> **Objective**: Please rewrite the rows from the first one through the line containing "points-to-verify-label: POINTS TO", changing every "interactable" to "clickable" and leaving everything else unchanged.

-- Start Supplied entries --

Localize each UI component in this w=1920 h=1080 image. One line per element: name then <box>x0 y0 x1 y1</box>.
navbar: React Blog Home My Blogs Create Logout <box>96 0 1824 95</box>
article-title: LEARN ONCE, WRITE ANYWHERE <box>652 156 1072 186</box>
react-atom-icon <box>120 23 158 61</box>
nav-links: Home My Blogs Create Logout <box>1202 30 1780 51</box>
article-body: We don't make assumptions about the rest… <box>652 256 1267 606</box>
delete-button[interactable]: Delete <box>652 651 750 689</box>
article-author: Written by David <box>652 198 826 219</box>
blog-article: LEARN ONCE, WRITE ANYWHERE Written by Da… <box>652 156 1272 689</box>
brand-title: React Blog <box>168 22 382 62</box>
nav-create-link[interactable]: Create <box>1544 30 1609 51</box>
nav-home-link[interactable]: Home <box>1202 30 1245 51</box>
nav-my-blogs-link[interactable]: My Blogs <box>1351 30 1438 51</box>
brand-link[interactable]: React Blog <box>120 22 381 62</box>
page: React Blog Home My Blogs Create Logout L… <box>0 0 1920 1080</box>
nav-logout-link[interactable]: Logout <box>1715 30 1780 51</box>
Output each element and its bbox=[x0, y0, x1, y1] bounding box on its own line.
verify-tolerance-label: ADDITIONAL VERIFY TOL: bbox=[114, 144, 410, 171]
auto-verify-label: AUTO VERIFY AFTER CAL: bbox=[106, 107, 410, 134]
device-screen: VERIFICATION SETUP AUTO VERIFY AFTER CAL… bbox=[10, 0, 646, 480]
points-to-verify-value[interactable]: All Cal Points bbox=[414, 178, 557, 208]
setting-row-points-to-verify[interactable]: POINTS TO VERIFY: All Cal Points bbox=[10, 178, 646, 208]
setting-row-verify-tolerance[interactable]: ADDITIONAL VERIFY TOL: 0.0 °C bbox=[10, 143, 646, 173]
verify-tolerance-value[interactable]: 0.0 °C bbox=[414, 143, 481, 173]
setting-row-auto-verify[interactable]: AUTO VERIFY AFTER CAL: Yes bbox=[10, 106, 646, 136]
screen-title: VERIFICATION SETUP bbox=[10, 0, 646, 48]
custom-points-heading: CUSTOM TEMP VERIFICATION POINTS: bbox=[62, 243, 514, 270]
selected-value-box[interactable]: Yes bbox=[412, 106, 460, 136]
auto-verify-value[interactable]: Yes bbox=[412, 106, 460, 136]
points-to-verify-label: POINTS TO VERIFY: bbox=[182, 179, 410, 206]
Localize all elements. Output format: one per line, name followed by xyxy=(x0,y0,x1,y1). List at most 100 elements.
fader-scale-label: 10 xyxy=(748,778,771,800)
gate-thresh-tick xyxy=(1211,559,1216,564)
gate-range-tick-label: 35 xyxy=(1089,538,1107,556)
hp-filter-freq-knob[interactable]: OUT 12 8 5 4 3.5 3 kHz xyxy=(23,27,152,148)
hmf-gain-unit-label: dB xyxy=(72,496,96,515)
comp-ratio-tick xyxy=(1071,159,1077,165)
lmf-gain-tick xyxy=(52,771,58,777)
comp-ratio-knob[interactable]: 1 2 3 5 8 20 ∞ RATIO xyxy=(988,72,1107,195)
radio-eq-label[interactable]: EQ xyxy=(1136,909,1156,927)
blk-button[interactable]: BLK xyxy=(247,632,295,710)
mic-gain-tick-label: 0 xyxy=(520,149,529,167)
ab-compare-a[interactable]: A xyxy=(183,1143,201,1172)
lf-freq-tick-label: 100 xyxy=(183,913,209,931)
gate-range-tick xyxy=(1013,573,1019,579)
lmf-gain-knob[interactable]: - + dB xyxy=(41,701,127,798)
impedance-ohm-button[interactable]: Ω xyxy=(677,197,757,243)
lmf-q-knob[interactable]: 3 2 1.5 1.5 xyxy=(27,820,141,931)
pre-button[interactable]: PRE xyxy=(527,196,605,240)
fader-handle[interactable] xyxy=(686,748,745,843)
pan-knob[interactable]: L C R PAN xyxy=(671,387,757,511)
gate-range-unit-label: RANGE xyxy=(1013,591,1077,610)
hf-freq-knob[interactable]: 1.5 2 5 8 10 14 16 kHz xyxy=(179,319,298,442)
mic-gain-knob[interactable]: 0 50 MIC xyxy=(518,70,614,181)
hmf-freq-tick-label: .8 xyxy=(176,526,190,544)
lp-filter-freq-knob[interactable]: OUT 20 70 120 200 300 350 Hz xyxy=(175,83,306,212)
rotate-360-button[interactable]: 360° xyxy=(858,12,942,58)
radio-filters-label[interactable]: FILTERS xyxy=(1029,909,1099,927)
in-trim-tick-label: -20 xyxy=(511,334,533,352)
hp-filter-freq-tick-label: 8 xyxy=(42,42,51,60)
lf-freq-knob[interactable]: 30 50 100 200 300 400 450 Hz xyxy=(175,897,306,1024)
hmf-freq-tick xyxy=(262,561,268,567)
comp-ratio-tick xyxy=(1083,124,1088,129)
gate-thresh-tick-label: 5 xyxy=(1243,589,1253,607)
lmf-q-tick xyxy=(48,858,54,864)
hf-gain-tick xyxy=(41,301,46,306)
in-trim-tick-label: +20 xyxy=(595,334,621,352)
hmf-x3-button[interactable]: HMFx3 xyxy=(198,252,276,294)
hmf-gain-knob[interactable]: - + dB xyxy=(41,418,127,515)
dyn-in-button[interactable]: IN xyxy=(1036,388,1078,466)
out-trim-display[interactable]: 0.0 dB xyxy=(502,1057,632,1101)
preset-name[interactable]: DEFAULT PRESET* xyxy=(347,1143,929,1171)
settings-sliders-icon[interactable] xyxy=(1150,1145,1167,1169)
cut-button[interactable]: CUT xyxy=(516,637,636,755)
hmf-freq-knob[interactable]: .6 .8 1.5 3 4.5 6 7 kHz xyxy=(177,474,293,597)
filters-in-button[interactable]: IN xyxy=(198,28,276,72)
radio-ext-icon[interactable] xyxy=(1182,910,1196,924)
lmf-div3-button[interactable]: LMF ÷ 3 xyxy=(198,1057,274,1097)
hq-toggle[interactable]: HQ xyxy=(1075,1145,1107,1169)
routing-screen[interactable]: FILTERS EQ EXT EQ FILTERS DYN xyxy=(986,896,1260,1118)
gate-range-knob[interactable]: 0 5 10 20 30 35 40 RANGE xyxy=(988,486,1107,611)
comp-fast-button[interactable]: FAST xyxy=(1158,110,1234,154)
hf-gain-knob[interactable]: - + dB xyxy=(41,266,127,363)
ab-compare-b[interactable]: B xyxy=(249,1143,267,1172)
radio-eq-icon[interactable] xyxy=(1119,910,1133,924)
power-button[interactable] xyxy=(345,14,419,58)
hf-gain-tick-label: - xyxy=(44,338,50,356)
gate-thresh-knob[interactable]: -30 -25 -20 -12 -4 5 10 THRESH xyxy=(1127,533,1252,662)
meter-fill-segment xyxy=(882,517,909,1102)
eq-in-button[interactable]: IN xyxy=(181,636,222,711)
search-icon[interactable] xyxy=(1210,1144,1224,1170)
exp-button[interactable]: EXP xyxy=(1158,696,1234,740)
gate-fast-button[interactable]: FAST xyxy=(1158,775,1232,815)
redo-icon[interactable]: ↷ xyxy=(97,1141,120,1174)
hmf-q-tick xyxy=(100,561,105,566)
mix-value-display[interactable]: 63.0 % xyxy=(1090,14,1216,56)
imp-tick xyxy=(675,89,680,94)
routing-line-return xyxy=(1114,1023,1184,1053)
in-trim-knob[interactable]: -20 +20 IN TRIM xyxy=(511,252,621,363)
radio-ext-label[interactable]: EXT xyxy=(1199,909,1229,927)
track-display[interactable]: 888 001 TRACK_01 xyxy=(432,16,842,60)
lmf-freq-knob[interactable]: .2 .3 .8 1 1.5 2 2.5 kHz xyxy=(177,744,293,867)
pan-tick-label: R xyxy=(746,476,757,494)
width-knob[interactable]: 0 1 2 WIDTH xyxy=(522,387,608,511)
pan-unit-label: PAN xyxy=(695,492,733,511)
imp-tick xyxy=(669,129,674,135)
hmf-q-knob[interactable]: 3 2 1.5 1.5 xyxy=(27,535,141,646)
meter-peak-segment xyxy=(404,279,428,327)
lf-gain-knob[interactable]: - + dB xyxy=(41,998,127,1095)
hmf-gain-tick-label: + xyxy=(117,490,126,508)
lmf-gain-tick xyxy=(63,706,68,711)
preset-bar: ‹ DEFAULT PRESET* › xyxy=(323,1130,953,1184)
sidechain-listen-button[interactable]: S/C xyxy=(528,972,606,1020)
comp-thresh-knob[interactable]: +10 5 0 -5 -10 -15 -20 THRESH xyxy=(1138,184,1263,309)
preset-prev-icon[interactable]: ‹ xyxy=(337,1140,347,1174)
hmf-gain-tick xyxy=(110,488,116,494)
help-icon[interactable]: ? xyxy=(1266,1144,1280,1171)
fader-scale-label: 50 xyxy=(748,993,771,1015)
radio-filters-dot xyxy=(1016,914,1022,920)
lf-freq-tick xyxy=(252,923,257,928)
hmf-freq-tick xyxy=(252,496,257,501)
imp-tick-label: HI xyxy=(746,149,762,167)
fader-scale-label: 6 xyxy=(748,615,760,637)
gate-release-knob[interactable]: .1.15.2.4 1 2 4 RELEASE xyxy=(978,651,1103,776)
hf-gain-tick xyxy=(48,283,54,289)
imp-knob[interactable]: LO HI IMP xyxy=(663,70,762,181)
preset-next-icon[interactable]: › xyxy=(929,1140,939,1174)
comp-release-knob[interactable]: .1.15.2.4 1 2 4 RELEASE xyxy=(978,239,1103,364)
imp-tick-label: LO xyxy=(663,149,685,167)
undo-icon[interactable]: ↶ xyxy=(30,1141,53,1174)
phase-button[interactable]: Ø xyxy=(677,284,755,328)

-- End Supplied entries --

> **Task output**:
Localize each UI component in this w=1920 h=1080 image. One line per element: name then <box>x0 y0 x1 y1</box>.
navbar: React Blog Home My Blogs Create Logout <box>96 0 1824 95</box>
article-title: LEARN ONCE, WRITE ANYWHERE <box>652 156 1072 186</box>
react-atom-icon <box>120 23 158 61</box>
nav-links: Home My Blogs Create Logout <box>1202 30 1780 51</box>
article-body: We don't make assumptions about the rest… <box>652 256 1267 606</box>
delete-button[clickable]: Delete <box>652 651 750 689</box>
article-author: Written by David <box>652 198 826 219</box>
blog-article: LEARN ONCE, WRITE ANYWHERE Written by Da… <box>652 156 1272 689</box>
brand-title: React Blog <box>168 22 382 62</box>
nav-create-link[clickable]: Create <box>1544 30 1609 51</box>
nav-home-link[clickable]: Home <box>1202 30 1245 51</box>
nav-my-blogs-link[clickable]: My Blogs <box>1351 30 1438 51</box>
brand-link[clickable]: React Blog <box>120 22 381 62</box>
page: React Blog Home My Blogs Create Logout L… <box>0 0 1920 1080</box>
nav-logout-link[clickable]: Logout <box>1715 30 1780 51</box>
Output each element and its bbox=[x0, y0, x1, y1] bounding box on its own line.
verify-tolerance-label: ADDITIONAL VERIFY TOL: bbox=[114, 144, 410, 171]
auto-verify-label: AUTO VERIFY AFTER CAL: bbox=[106, 107, 410, 134]
device-screen: VERIFICATION SETUP AUTO VERIFY AFTER CAL… bbox=[10, 0, 646, 480]
points-to-verify-value[clickable]: All Cal Points bbox=[414, 178, 557, 208]
setting-row-points-to-verify[clickable]: POINTS TO VERIFY: All Cal Points bbox=[10, 178, 646, 208]
setting-row-verify-tolerance[clickable]: ADDITIONAL VERIFY TOL: 0.0 °C bbox=[10, 143, 646, 173]
verify-tolerance-value[clickable]: 0.0 °C bbox=[414, 143, 481, 173]
setting-row-auto-verify[clickable]: AUTO VERIFY AFTER CAL: Yes bbox=[10, 106, 646, 136]
screen-title: VERIFICATION SETUP bbox=[10, 0, 646, 48]
custom-points-heading: CUSTOM TEMP VERIFICATION POINTS: bbox=[62, 243, 514, 270]
selected-value-box[clickable]: Yes bbox=[412, 106, 460, 136]
auto-verify-value[clickable]: Yes bbox=[412, 106, 460, 136]
points-to-verify-label: POINTS TO VERIFY: bbox=[182, 179, 410, 206]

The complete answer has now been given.